## Task statement
Pick out every line with the word "title" and copy it.
____________________
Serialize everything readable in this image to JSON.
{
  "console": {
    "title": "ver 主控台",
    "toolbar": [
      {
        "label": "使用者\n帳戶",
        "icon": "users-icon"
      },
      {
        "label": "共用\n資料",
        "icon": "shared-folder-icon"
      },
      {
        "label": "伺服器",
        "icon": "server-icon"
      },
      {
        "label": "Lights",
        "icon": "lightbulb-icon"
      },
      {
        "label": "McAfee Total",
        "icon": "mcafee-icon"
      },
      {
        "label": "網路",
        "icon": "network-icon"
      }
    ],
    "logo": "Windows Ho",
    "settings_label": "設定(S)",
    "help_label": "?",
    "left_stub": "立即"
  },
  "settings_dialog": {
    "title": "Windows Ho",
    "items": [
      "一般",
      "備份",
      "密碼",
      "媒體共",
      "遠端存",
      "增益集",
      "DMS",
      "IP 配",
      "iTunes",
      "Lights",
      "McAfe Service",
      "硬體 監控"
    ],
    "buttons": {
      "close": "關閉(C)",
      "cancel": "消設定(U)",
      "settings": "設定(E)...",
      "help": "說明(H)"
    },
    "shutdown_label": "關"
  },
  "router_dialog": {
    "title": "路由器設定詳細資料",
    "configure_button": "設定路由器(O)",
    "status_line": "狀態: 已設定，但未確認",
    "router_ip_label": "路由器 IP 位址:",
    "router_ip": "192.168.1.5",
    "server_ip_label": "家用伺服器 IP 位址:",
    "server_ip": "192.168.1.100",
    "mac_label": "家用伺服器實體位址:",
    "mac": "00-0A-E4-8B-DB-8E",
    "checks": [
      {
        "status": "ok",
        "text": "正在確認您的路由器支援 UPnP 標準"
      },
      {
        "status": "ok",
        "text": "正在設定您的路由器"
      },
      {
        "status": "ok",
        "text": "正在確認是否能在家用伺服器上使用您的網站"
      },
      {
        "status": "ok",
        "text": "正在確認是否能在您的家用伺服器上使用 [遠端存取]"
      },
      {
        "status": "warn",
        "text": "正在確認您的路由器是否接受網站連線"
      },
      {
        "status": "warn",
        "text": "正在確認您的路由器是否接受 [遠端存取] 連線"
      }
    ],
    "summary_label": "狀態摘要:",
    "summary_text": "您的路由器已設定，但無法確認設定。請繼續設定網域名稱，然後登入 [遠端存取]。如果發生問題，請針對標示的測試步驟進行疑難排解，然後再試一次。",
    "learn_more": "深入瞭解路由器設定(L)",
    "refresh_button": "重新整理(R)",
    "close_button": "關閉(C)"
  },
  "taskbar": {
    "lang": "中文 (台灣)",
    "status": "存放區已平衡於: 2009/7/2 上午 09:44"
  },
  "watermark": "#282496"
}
____________________
## Task answer
    "title": "ver 主控台",
    "title": "Windows Ho",
    "title": "路由器設定詳細資料",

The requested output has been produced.